Begin Passage
Thread: Storing computed values

Storing computed values

From
Colin Wetherbee
Date:
Greetings.

I have a question regarding storing computed values.  Essentially, it's
a question about caching, and I'm willing to implement a cache on the
client side or using pg_memcache, but I wonder if I can do this in a
PostgreSQL table, instead?

The background is that I'm using PostGIS to store thousands of points
across the globe.  Once in a while, I want to connect a subset of these
points using an algorithm I have in a PL/Perl procedure.  Depending on
where the endpoints are located, this algorithm takes between 10 ms and
40 ms to run for each pair of points.  Hundreds of these points are
connected and then displayed over the web, which, essentially, takes a
really long time.  Some connections are calculated very frequently, and
some connections will probably never be calculated, though it's
difficult to determine which connections fit those descriptions.

The locations of these points sometimes change, and, relatively
infrequently, new points are added.  Even more infrequently, some points
are deleted.

I would like to have a table that contains a connection for each
distinct pair of points (point1 to point2 is the same as point2 to
point1).  This table would then be automatically updated every time a
modification is made to the reference table.  If my calculation is
correct, the new table would contain 3,654,456 rows using the current
data set.

I realize I could use a TRIGGER to keep the connections table fresh, and
perhaps that's also a solution.
End Passage
- **Task requirements**
#1 Transcribe the part of the thread on storing computed values starting at "I have a question" and ending at "PostgreSQL table, instead?".
#2 Write what comes next in the thread on storing computed values, picking up right after its last sentence.
Begin Supplied records
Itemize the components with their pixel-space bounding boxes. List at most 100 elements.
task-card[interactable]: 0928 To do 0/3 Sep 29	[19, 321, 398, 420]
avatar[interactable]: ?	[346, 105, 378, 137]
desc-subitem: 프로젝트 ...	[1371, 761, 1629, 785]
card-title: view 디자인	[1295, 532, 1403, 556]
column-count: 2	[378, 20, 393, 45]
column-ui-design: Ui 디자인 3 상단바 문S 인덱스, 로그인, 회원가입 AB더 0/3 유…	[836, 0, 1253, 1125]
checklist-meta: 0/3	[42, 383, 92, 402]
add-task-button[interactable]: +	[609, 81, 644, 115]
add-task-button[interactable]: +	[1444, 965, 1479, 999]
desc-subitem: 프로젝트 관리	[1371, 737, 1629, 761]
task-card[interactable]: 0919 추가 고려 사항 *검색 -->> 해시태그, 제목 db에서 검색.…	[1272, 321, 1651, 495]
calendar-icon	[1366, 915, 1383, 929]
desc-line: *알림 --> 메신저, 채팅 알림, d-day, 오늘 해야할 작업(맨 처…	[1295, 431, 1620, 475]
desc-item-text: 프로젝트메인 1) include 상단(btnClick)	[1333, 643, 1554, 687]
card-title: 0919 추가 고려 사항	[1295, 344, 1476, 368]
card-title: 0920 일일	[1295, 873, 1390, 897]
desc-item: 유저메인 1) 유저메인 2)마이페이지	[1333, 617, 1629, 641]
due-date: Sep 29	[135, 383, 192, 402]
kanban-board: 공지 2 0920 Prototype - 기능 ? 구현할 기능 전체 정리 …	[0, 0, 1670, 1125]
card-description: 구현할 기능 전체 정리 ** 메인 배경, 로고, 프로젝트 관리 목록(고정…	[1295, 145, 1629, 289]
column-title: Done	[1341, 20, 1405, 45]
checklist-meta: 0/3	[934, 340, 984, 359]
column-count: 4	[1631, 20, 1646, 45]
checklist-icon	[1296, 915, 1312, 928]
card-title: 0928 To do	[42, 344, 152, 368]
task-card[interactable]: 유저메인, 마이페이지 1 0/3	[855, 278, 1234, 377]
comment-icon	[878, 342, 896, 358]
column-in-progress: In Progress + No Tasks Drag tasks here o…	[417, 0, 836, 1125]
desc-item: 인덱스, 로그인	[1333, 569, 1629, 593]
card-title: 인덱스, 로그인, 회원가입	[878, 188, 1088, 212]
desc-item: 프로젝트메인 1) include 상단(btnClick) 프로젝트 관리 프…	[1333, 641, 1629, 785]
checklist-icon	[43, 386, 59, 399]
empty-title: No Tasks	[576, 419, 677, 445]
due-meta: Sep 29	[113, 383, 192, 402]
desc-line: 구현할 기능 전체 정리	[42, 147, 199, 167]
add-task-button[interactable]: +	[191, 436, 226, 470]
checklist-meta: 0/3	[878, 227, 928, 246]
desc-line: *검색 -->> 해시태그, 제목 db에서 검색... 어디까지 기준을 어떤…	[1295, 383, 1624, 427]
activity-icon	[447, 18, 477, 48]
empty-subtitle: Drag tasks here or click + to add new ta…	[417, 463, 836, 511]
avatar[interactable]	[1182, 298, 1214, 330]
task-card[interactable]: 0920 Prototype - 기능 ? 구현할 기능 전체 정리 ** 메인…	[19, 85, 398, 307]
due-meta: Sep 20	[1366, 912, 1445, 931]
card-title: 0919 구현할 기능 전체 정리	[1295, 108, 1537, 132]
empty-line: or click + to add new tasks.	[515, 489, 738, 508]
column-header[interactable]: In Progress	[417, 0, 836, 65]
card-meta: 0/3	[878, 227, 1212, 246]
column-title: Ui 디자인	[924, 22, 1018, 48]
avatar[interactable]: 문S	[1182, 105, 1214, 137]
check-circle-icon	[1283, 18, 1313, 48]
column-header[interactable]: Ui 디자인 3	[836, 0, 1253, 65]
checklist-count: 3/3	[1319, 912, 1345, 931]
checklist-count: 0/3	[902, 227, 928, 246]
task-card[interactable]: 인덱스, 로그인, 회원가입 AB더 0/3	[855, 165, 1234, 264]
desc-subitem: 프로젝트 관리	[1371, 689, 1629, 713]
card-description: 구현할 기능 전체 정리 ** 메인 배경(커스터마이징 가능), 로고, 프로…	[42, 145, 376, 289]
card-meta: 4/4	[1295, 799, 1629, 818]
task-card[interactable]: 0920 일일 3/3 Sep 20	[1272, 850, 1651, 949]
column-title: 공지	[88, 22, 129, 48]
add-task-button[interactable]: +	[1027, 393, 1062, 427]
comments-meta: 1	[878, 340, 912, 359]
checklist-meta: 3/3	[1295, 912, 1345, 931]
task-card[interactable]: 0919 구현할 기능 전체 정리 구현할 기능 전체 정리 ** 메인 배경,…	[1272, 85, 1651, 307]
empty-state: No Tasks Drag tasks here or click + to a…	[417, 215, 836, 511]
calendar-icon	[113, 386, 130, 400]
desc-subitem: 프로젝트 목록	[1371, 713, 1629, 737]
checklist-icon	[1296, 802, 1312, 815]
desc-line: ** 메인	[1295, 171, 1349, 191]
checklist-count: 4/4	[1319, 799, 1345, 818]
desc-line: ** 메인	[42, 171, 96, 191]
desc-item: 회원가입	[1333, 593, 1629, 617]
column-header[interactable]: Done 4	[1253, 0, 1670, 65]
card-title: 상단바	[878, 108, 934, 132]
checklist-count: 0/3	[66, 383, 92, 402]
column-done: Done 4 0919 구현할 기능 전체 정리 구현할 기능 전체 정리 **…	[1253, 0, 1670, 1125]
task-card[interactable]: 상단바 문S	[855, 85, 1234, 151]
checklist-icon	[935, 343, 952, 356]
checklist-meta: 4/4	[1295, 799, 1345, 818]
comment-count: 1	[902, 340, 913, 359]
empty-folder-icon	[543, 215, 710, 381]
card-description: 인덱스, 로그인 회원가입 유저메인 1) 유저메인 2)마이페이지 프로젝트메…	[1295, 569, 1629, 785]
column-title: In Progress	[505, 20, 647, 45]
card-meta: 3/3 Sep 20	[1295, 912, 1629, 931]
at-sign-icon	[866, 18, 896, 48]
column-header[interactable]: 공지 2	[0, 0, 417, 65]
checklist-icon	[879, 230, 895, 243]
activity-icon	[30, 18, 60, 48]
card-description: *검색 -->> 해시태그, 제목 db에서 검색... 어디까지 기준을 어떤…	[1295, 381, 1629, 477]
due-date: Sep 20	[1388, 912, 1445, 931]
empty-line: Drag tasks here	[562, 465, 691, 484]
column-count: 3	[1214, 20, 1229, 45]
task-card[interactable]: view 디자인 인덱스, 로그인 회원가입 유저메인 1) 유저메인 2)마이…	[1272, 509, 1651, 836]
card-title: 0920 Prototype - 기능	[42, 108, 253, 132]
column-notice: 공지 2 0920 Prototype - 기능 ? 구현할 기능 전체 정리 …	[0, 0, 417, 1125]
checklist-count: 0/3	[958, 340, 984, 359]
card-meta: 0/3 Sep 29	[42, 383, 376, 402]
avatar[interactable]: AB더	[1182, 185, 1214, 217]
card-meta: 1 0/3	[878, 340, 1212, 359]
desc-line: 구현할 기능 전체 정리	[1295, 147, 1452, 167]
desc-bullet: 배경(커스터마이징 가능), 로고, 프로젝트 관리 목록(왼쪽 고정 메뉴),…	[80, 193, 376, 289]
End Supplied records
- **Task-by-task answers**
#1
I have a question regarding storing computed values.  Essentially, it's
a question about caching, and I'm willing to implement a cache on the
client side or using pg_memcache, but I wonder if I can do this in a
PostgreSQL table, instead?

#2
But, really, I'm just wondering if PostgreSQL has some automated,
built-in facility for situations like this?

Thanks.

Colin

Re: Storing computed values

From
"Richard Broersma"
Date:
On Mon, Apr 21, 2008 at 10:34 AM, Colin Wetherbee <cww@denterprises.org> wrote:

> I would like to have a table that contains a connection for each distinct
> pair of points (point1 to point2 is the same as point2 to point1).  This
> table would then be automatically updated every time a modification is made
> to the reference table.  If my calculation is correct, the new table would
> contain 3,654,456 rows using the current data set.
>
> I realize I could use a TRIGGER to keep the connections table fresh, and
> perhaps that's also a solution.
>
> But, really, I'm just wondering if PostgreSQL has some automated, built-in
> facility for situations like this?

Would a functional index do this for you?  Perhaps, you wouldn't even
need a table is you store these computed values in an index instead.


--
Regards,
Richard Broersma Jr.

Re: Storing computed values

From
Colin Wetherbee
Date:
Richard Broersma wrote:
> On Mon, Apr 21, 2008 at 10:34 AM, Colin Wetherbee <cww@denterprises.org> wrote:
>
>> I would like to have a table that contains a connection for each distinct
>> pair of points (point1 to point2 is the same as point2 to point1).  This
>> table would then be automatically updated every time a modification is made
>> to the reference table.  If my calculation is correct, the new table would
>> contain 3,654,456 rows using the current data set.
>>
>> I realize I could use a TRIGGER to keep the connections table fresh, and
>> perhaps that's also a solution.
>>
>> But, really, I'm just wondering if PostgreSQL has some automated, built-in
>> facility for situations like this?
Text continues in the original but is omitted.